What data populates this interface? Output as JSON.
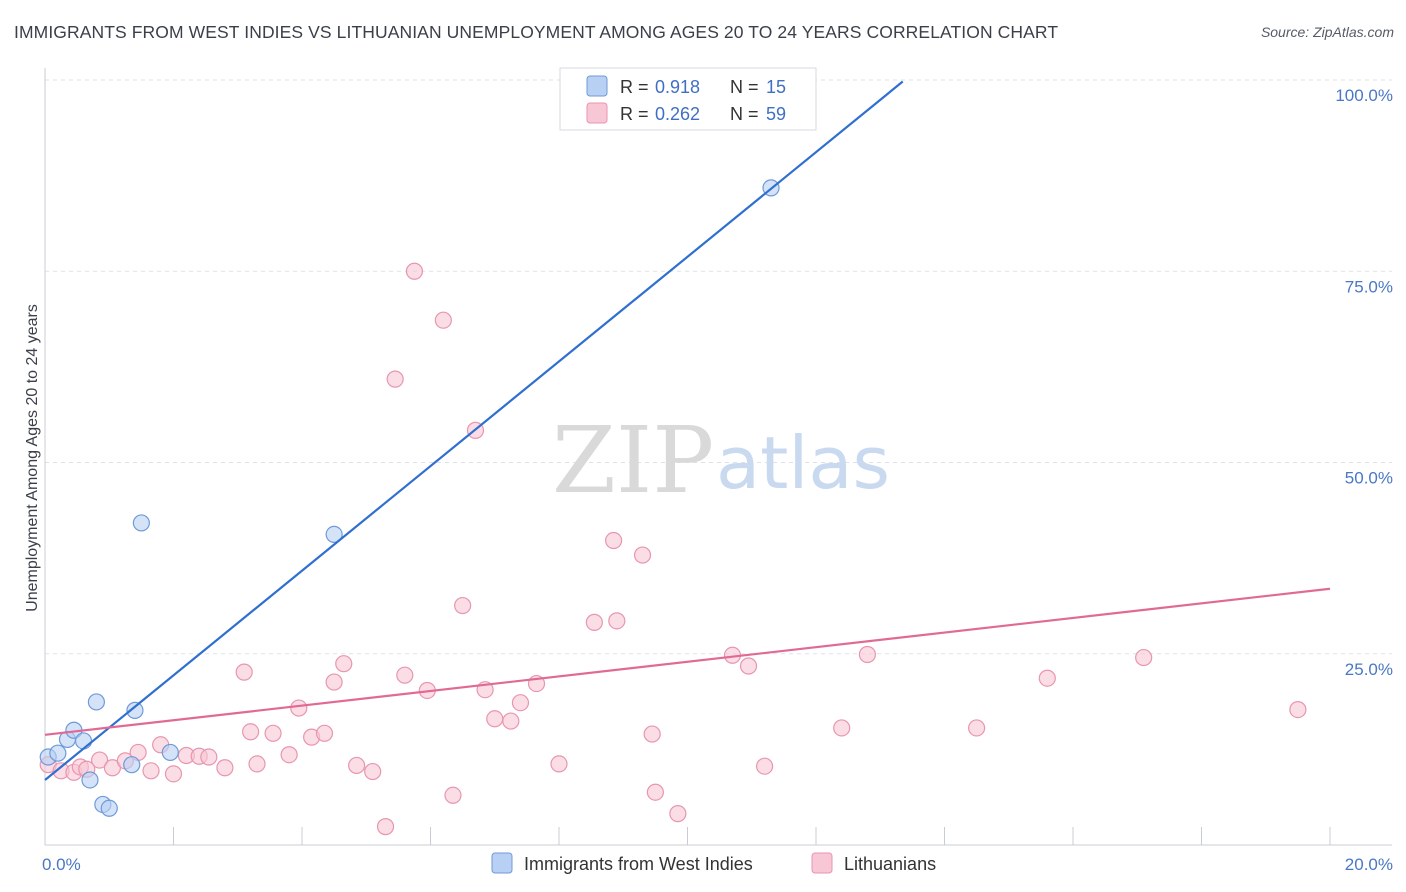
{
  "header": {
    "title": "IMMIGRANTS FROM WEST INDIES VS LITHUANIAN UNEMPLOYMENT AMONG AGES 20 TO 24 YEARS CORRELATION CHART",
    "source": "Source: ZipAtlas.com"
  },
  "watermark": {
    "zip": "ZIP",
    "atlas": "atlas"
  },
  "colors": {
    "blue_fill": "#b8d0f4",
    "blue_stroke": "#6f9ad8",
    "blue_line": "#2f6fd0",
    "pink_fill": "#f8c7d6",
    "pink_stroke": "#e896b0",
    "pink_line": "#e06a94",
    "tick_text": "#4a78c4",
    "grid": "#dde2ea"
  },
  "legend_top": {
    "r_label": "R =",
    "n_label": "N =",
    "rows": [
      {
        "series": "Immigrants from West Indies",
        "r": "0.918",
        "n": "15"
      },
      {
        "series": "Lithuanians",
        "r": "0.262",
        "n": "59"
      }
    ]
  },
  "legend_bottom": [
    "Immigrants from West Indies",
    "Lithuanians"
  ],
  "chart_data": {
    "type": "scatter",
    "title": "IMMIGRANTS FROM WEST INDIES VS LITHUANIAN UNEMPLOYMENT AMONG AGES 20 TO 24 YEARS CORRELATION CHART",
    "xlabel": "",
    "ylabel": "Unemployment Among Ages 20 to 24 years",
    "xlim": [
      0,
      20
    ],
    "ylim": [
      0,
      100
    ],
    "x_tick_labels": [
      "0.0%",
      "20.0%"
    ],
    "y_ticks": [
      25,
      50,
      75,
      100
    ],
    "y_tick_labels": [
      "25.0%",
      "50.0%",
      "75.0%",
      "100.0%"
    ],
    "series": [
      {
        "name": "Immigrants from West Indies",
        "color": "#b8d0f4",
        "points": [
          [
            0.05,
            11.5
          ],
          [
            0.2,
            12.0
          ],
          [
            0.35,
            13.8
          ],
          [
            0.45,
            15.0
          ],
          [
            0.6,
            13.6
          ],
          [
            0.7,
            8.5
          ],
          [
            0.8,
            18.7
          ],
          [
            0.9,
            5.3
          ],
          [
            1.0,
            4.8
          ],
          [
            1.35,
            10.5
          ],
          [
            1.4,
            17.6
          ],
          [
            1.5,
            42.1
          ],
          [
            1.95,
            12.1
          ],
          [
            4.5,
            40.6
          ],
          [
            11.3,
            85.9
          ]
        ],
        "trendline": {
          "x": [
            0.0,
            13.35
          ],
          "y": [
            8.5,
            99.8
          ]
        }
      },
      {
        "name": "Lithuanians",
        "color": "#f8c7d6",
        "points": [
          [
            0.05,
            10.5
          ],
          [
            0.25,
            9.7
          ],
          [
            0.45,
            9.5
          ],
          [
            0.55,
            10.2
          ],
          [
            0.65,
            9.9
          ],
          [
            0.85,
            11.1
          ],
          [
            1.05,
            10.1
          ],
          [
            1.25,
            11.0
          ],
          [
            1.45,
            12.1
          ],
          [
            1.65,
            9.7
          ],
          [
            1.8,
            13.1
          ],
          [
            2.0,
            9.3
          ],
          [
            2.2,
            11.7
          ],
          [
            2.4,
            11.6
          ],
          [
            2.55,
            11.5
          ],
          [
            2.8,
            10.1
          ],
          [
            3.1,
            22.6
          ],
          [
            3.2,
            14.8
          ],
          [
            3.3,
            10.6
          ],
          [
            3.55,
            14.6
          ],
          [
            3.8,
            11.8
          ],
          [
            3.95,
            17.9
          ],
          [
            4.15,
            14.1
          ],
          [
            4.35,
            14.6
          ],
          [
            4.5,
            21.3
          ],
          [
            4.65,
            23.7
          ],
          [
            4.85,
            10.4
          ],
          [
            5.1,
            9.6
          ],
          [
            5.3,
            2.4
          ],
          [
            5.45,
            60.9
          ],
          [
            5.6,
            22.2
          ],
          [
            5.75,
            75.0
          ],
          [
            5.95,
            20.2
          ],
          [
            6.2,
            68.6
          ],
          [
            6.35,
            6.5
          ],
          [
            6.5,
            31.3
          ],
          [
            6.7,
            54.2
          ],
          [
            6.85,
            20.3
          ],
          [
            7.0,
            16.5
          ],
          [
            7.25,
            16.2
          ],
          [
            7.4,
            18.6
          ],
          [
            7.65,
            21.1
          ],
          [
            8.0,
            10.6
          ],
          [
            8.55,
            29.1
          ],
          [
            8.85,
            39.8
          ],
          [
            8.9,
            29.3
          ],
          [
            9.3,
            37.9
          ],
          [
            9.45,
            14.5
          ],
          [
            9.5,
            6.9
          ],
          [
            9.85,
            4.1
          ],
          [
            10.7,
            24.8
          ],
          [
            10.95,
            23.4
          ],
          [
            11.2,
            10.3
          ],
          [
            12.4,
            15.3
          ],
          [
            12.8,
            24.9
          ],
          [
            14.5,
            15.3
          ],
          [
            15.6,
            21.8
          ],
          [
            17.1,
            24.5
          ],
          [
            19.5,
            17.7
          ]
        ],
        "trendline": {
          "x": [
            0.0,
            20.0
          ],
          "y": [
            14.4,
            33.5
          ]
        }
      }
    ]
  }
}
================================
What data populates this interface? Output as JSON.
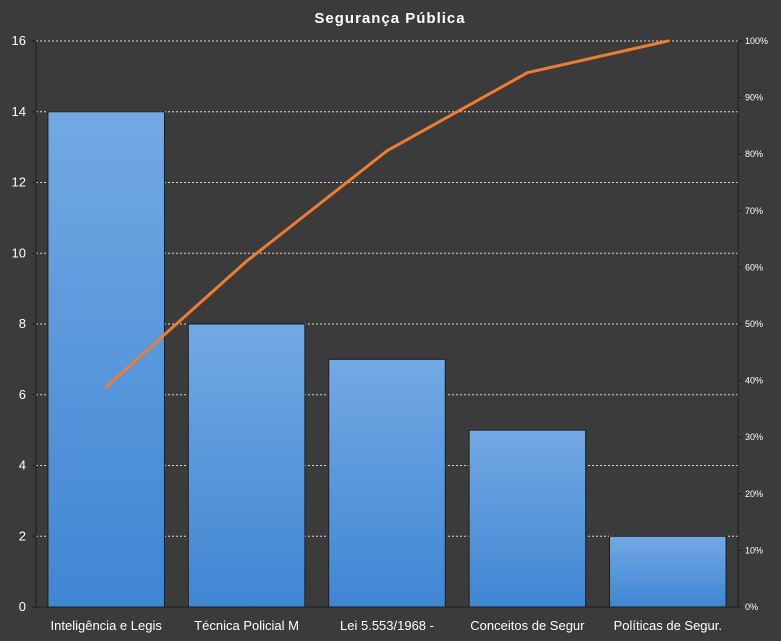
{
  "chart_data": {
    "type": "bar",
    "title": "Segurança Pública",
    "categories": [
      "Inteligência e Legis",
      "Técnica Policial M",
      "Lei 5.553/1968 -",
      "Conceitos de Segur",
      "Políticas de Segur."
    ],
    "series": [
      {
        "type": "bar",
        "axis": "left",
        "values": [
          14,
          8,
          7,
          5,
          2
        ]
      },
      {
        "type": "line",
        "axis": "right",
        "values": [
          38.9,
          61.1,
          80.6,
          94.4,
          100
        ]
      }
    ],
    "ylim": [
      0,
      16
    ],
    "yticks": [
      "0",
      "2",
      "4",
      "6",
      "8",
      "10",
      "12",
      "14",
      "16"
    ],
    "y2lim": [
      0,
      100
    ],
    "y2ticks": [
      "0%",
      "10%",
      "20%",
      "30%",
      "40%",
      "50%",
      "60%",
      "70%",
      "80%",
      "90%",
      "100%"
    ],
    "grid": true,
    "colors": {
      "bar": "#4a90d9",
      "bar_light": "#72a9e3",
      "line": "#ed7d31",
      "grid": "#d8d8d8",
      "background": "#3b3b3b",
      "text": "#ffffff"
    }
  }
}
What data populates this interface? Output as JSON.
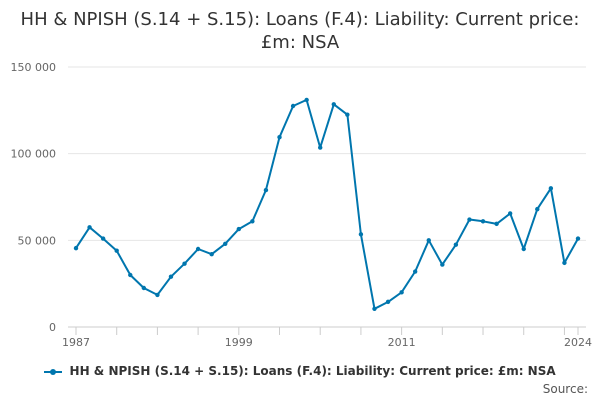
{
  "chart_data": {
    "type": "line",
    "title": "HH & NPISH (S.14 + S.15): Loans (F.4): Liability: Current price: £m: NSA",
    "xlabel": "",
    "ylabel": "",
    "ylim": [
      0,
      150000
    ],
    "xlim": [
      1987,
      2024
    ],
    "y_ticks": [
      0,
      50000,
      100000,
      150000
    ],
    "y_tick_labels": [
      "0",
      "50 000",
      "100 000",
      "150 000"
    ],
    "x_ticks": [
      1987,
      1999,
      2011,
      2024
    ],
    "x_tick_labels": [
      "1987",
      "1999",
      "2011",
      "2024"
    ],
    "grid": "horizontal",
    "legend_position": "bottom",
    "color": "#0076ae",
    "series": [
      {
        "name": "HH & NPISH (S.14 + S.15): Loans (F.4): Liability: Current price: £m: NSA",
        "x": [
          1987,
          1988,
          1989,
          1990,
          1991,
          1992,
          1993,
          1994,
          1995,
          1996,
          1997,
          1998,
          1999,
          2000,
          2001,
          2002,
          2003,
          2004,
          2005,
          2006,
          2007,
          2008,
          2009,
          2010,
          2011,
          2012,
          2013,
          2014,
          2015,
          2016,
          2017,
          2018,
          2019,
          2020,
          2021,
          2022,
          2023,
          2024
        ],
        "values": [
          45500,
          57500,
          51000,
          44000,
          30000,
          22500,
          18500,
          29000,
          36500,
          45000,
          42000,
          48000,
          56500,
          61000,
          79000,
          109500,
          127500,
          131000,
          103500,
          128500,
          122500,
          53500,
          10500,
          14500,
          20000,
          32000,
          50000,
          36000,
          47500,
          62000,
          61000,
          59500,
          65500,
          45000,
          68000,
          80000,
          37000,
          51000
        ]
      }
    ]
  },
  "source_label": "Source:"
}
================================
▸ EXERCISE DETAILS:
Determine the number of lines in the listing that contain the string "Loans". Write that number and nothing else.

▸ FINAL ANSWER:
2